**EXERCISE BRIEF**.
Find all the lines with "русам" and gather them.

**WORKING DATA**.
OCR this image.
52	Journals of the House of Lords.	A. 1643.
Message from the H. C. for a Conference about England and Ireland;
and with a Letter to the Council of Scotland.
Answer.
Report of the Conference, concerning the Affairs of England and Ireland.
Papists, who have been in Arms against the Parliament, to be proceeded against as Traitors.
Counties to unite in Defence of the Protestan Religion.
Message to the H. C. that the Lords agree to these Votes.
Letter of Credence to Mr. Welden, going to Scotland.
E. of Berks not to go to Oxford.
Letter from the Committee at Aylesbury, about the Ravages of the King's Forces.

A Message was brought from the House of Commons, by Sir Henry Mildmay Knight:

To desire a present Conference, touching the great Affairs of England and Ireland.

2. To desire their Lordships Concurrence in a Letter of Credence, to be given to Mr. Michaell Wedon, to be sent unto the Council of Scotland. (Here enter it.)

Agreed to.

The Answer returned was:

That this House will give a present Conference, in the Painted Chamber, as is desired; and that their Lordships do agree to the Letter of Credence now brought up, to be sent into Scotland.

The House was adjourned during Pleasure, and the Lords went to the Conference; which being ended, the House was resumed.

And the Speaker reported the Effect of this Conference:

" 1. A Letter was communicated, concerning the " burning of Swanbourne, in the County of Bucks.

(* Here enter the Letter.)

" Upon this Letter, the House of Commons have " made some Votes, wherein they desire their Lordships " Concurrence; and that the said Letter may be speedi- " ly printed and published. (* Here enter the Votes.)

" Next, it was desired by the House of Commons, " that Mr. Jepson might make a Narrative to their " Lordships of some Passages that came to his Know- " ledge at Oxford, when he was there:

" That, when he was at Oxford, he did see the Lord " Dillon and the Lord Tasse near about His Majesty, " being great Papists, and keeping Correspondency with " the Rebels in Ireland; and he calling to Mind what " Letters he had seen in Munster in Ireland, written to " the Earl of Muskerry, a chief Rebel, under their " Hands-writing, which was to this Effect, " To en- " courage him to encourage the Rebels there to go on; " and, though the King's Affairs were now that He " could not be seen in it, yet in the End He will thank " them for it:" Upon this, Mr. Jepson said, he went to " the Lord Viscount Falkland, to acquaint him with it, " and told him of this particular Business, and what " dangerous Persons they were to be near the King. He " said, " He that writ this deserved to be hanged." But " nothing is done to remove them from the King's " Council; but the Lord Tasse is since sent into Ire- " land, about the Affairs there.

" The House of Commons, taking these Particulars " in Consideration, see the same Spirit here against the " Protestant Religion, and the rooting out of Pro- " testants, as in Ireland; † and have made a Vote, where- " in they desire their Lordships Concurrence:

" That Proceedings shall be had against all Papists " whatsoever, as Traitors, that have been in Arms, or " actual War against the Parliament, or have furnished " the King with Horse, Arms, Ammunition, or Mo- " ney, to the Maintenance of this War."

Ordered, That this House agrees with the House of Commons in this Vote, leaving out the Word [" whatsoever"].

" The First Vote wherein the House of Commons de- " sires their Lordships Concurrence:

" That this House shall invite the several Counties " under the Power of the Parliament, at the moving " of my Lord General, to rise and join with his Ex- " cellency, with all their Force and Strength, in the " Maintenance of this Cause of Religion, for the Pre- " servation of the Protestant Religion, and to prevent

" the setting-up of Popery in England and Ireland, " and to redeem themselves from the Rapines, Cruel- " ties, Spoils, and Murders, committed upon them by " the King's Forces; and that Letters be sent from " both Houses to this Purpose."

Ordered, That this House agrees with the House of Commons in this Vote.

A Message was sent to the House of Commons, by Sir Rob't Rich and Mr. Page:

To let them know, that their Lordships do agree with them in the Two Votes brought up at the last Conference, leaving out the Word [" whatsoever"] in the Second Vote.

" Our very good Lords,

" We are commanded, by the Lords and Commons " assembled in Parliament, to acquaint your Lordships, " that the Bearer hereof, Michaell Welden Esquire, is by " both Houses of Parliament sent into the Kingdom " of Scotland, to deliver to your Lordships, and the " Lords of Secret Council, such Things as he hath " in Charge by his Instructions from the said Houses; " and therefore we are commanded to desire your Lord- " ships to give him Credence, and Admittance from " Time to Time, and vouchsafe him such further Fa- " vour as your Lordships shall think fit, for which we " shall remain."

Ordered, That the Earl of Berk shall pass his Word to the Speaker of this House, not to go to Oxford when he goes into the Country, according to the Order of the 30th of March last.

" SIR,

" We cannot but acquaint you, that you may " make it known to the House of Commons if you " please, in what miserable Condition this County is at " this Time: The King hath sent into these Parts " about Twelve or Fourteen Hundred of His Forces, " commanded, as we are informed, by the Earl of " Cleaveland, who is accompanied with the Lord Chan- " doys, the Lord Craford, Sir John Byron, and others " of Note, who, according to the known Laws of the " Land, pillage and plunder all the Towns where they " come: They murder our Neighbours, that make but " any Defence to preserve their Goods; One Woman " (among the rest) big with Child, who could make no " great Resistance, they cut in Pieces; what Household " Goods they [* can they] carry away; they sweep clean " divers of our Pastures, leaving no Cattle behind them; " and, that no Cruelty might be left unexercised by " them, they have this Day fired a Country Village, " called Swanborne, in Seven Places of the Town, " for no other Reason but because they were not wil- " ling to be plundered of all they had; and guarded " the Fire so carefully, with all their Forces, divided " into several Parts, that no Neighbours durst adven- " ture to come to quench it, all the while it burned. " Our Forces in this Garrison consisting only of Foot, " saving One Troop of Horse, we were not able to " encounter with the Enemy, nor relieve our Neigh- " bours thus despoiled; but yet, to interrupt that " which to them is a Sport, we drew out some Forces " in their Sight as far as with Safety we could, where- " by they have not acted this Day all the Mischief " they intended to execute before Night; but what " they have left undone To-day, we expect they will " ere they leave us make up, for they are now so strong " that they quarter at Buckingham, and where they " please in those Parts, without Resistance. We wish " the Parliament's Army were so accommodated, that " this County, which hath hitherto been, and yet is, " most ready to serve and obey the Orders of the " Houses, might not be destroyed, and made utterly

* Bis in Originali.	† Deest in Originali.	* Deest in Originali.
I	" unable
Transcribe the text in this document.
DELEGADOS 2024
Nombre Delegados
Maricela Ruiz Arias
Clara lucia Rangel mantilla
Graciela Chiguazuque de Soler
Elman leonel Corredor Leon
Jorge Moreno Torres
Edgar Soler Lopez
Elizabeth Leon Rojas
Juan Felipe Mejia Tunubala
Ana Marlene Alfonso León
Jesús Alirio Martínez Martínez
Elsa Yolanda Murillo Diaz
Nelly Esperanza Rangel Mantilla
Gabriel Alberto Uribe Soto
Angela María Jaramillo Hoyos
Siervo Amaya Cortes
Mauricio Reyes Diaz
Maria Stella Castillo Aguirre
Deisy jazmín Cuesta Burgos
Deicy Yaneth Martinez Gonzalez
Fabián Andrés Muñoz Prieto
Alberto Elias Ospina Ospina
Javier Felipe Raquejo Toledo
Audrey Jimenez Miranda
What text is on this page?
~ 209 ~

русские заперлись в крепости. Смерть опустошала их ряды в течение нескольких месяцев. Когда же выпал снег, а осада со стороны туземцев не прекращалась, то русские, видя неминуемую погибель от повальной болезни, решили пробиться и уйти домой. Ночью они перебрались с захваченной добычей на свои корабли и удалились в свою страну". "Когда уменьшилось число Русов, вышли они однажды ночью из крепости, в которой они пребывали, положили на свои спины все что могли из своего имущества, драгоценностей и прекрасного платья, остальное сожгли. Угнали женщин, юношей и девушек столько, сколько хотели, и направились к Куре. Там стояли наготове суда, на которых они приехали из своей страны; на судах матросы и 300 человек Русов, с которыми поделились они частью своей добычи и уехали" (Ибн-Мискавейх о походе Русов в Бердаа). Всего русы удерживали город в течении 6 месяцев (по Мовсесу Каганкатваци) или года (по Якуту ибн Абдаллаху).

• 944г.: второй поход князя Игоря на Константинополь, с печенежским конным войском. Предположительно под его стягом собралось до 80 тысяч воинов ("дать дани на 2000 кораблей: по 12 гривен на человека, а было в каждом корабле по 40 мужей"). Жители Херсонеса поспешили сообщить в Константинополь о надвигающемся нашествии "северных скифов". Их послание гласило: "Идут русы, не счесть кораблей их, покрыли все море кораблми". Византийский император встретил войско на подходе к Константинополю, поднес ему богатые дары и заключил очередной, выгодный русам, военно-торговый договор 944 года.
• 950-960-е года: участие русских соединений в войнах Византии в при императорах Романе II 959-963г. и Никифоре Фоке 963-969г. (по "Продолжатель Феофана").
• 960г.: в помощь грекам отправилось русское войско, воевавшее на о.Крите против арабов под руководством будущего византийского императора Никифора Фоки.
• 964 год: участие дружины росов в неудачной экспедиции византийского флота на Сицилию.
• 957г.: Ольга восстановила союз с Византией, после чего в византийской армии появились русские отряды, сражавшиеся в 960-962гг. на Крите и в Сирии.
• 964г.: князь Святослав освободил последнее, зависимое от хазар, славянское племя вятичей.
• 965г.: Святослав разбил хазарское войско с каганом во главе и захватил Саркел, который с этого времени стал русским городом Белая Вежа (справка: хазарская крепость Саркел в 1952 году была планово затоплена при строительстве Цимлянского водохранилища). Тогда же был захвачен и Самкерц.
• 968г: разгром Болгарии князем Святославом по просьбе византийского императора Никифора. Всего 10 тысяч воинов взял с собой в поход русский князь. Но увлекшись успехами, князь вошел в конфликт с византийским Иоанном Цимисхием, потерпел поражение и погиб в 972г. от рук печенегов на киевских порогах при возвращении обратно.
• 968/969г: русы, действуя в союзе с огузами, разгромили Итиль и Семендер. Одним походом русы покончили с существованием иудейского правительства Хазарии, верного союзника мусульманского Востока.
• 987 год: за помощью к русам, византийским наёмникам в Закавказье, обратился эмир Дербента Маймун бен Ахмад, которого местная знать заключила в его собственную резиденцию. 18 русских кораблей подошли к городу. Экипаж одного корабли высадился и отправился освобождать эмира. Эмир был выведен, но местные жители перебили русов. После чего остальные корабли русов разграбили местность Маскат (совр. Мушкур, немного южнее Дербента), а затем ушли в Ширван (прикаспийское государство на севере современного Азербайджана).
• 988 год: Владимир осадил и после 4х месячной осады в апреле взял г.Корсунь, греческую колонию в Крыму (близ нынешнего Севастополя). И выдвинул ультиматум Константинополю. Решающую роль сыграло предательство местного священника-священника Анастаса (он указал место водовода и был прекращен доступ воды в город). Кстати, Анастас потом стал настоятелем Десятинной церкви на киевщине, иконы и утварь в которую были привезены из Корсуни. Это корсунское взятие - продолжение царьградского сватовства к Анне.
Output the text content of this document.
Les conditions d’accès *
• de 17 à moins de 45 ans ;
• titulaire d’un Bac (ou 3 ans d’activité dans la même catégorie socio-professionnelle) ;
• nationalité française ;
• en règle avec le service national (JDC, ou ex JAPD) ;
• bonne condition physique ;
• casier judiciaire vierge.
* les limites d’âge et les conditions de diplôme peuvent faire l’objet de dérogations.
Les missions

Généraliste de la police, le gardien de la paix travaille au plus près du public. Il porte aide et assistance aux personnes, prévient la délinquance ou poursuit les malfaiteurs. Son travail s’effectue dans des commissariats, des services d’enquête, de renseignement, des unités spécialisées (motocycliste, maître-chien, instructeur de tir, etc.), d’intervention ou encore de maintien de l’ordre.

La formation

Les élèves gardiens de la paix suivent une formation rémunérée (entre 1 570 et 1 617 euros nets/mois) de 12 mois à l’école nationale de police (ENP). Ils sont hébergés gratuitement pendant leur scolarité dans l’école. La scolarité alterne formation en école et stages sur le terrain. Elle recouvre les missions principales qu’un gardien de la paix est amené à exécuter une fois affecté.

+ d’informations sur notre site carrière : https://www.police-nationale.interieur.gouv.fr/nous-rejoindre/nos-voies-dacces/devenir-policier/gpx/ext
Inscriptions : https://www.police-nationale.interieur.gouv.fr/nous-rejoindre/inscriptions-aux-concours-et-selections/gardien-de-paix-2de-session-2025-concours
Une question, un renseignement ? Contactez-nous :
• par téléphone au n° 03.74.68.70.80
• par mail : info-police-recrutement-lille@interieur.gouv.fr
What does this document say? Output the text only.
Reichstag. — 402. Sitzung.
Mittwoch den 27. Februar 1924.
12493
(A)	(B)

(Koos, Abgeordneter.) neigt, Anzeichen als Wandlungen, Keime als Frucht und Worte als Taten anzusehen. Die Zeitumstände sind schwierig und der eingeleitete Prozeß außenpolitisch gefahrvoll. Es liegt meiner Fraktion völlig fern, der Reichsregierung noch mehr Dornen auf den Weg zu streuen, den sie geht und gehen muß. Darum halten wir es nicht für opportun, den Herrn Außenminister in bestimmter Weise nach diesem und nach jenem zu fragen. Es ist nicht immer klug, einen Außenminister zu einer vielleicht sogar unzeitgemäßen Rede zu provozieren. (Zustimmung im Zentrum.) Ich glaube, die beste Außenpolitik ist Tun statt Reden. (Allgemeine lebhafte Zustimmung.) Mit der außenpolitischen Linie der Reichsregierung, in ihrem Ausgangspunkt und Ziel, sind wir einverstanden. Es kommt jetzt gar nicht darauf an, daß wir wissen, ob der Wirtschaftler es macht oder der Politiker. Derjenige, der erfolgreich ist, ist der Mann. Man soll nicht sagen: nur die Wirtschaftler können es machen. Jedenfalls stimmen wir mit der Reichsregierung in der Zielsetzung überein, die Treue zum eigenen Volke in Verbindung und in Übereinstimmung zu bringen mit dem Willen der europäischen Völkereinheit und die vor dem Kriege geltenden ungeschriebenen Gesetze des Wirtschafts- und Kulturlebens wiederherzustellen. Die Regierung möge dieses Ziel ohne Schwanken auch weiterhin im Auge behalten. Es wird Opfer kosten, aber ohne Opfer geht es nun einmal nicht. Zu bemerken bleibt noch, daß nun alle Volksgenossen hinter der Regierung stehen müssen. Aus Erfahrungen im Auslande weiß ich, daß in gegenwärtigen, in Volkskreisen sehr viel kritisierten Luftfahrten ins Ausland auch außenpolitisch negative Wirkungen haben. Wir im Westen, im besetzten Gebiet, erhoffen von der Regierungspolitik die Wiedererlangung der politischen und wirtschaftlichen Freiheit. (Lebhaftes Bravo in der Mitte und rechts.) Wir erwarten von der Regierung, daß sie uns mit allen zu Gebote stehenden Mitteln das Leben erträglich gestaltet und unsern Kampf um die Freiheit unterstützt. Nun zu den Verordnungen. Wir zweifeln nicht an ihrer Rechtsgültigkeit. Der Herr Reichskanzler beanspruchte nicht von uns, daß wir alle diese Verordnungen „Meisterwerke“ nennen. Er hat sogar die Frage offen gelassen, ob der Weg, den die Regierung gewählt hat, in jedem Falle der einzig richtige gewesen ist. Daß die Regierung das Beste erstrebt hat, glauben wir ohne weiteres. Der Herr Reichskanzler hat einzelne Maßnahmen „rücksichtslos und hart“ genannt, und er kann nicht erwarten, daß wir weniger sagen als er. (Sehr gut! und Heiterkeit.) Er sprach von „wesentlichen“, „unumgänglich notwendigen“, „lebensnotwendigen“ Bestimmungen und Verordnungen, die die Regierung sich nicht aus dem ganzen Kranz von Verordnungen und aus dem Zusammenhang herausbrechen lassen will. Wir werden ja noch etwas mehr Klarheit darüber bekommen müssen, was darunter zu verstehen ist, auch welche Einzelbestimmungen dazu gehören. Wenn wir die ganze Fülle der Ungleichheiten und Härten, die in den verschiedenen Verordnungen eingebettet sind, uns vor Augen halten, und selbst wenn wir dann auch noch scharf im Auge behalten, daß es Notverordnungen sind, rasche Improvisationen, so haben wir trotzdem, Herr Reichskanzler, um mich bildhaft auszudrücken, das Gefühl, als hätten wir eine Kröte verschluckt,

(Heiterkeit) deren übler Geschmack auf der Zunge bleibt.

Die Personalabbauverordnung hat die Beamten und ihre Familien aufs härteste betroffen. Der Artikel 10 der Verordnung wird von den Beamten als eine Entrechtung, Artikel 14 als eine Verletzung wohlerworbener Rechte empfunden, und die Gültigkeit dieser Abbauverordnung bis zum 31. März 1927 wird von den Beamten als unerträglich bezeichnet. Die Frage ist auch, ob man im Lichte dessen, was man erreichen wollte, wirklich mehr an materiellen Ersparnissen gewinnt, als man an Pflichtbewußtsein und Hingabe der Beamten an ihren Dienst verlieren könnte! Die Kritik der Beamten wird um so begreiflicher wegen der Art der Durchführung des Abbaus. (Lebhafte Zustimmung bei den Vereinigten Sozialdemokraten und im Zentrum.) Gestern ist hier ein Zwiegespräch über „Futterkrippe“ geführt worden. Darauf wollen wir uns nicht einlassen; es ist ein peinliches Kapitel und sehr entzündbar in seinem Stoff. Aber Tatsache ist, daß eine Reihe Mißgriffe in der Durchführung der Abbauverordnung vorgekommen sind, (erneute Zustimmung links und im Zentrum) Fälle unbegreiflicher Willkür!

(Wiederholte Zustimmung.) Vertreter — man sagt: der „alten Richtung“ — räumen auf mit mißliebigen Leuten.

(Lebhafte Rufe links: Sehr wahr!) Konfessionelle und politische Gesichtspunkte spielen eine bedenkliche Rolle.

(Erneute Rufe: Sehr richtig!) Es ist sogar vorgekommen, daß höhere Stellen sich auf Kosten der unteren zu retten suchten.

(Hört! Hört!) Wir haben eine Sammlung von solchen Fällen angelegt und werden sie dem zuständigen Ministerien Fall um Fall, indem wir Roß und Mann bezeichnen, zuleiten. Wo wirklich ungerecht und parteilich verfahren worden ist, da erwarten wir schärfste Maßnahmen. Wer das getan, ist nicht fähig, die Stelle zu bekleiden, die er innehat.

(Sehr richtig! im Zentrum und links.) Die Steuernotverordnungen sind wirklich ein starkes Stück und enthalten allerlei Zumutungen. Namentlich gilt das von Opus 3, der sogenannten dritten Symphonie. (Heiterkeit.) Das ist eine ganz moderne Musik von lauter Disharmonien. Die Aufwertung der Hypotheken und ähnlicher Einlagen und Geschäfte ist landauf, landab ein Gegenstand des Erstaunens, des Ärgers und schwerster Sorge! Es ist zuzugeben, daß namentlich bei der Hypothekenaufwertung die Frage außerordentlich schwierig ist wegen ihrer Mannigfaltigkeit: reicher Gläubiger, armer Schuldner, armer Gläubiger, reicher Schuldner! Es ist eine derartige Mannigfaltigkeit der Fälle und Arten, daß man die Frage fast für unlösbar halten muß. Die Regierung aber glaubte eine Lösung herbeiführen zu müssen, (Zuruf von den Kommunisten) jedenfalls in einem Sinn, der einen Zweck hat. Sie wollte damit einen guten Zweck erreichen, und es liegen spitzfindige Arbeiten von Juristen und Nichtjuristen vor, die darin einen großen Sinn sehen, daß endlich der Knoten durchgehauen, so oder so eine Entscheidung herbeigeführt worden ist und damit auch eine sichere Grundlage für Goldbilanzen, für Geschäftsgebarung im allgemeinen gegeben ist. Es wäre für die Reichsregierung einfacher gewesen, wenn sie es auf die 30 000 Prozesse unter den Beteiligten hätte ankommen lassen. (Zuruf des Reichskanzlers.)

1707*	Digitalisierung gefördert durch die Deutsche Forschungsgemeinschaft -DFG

**RESULT FOR THIS TASK**.
• 944г.: второй поход князя Игоря на Константинополь, с печенежским конным войском. Предположительно под его стягом собралось до 80 тысяч воинов ("дать дани на 2000 кораблей: по 12 гривен на человека, а было в каждом корабле по 40 мужей"). Жители Херсонеса поспешили сообщить в Константинополь о надвигающемся нашествии "северных скифов". Их послание гласило: "Идут русы, не счесть кораблей их, покрыли все море кораблми". Византийский император встретил войско на подходе к Константинополю, поднес ему богатые дары и заключил очередной, выгодный русам, военно-торговый договор 944 года.
• 987 год: за помощью к русам, византийским наёмникам в Закавказье, обратился эмир Дербента Маймун бен Ахмад, которого местная знать заключила в его собственную резиденцию. 18 русских кораблей подошли к городу. Экипаж одного корабли высадился и отправился освобождать эмира. Эмир был выведен, но местные жители перебили русов. После чего остальные корабли русов разграбили местность Маскат (совр. Мушкур, немного южнее Дербента), а затем ушли в Ширван (прикаспийское государство на севере современного Азербайджана).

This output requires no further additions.